TASK INSTRUCTIONS. Give all the lines below again, exactly, with no pictures.
----- RECORD SET
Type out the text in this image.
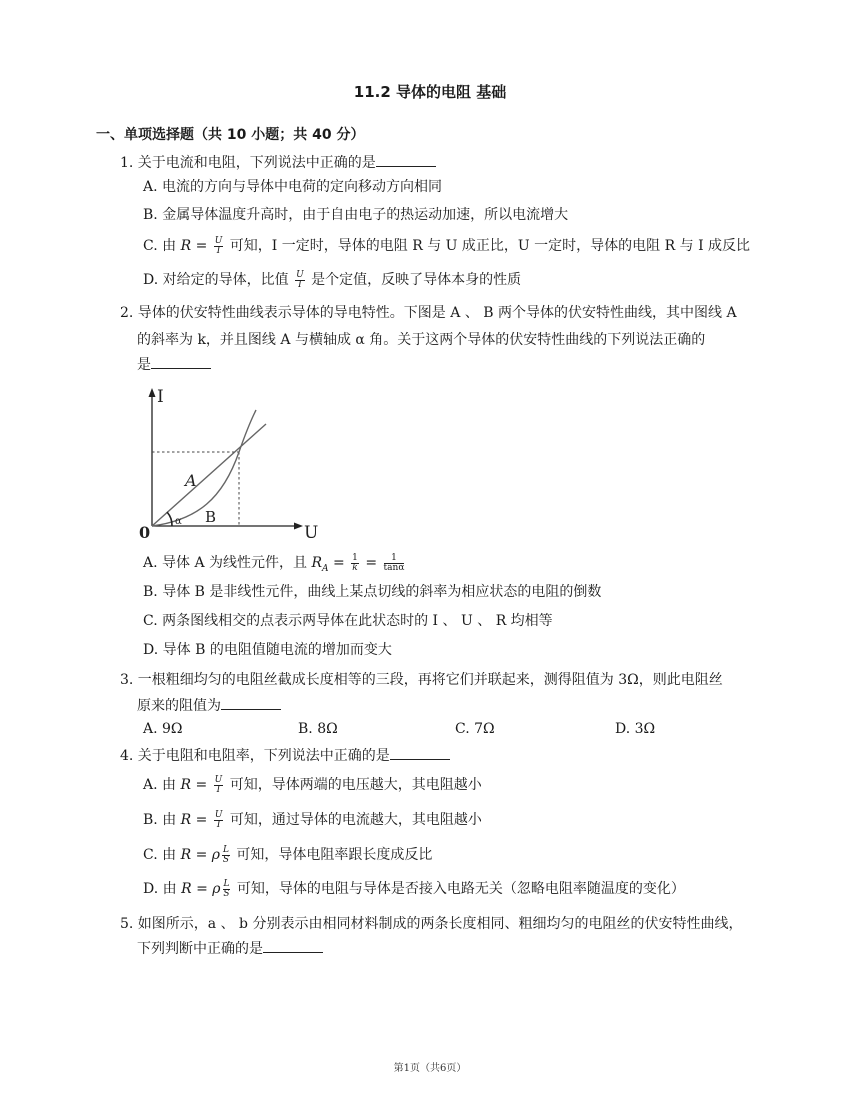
11.2 导体的电阻 基础
一、单项选择题（共 10 小题；共 40 分）
1. 关于电流和电阻，下列说法中正确的是
A. 电流的方向与导体中电荷的定向移动方向相同
B. 金属导体温度升高时，由于自由电子的热运动加速，所以电流增大
C. 由 $R = \frac{U}{I}$ 可知，I 一定时，导体的电阻 R 与 U 成正比，U 一定时，导体的电阻 R 与 I 成反比
D. 对给定的导体，比值 $\frac{U}{I}$ 是个定值，反映了导体本身的性质
2. 导体的伏安特性曲线表示导体的导电特性。下图是 A 、 B 两个导体的伏安特性曲线，其中图线 A
的斜率为 k，并且图线 A 与横轴成 α 角。关于这两个导体的伏安特性曲线的下列说法正确的
是
I
U
0
A
B
α
A. 导体 A 为线性元件，且 $R_A = \frac{1}{k} = \frac{1}{\tan\alpha}$
B. 导体 B 是非线性元件，曲线上某点切线的斜率为相应状态的电阻的倒数
C. 两条图线相交的点表示两导体在此状态时的 I 、 U 、 R 均相等
D. 导体 B 的电阻值随电流的增加而变大
3. 一根粗细均匀的电阻丝截成长度相等的三段，再将它们并联起来，测得阻值为 3Ω，则此电阻丝
原来的阻值为
A. 9Ω	B. 8Ω	C. 7Ω	D. 3Ω
4. 关于电阻和电阻率，下列说法中正确的是
A. 由 $R = \frac{U}{I}$ 可知，导体两端的电压越大，其电阻越小
B. 由 $R = \frac{U}{I}$ 可知，通过导体的电流越大，其电阻越小
C. 由 R = ρ $\frac{L}{S}$ 可知，导体电阻率跟长度成反比
D. 由 R = ρ $\frac{L}{S}$ 可知，导体的电阻与导体是否接入电路无关（忽略电阻率随温度的变化）
5. 如图所示，a 、 b 分别表示由相同材料制成的两条长度相同、粗细均匀的电阻丝的伏安特性曲线，
下列判断中正确的是
第1页（共6页）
----------
FULL SOLUTION.
Type out the text in this image.
11.2 导体的电阻 基础
一、单项选择题（共 10 小题；共 40 分）
1. 关于电流和电阻，下列说法中正确的是
A. 电流的方向与导体中电荷的定向移动方向相同
B. 金属导体温度升高时，由于自由电子的热运动加速，所以电流增大
C. 由 $R = \frac{U}{I}$ 可知，I 一定时，导体的电阻 R 与 U 成正比，U 一定时，导体的电阻 R 与 I 成反比
D. 对给定的导体，比值 $\frac{U}{I}$ 是个定值，反映了导体本身的性质
2. 导体的伏安特性曲线表示导体的导电特性。下图是 A 、 B 两个导体的伏安特性曲线，其中图线 A
的斜率为 k，并且图线 A 与横轴成 α 角。关于这两个导体的伏安特性曲线的下列说法正确的
是
I
U
0
A
B
α
A. 导体 A 为线性元件，且 $R_A = \frac{1}{k} = \frac{1}{\tan\alpha}$
B. 导体 B 是非线性元件，曲线上某点切线的斜率为相应状态的电阻的倒数
C. 两条图线相交的点表示两导体在此状态时的 I 、 U 、 R 均相等
D. 导体 B 的电阻值随电流的增加而变大
3. 一根粗细均匀的电阻丝截成长度相等的三段，再将它们并联起来，测得阻值为 3Ω，则此电阻丝
原来的阻值为
A. 9Ω	B. 8Ω	C. 7Ω	D. 3Ω
4. 关于电阻和电阻率，下列说法中正确的是
A. 由 $R = \frac{U}{I}$ 可知，导体两端的电压越大，其电阻越小
B. 由 $R = \frac{U}{I}$ 可知，通过导体的电流越大，其电阻越小
C. 由 R = ρ $\frac{L}{S}$ 可知，导体电阻率跟长度成反比
D. 由 R = ρ $\frac{L}{S}$ 可知，导体的电阻与导体是否接入电路无关（忽略电阻率随温度的变化）
5. 如图所示，a 、 b 分别表示由相同材料制成的两条长度相同、粗细均匀的电阻丝的伏安特性曲线，
下列判断中正确的是
第1页（共6页）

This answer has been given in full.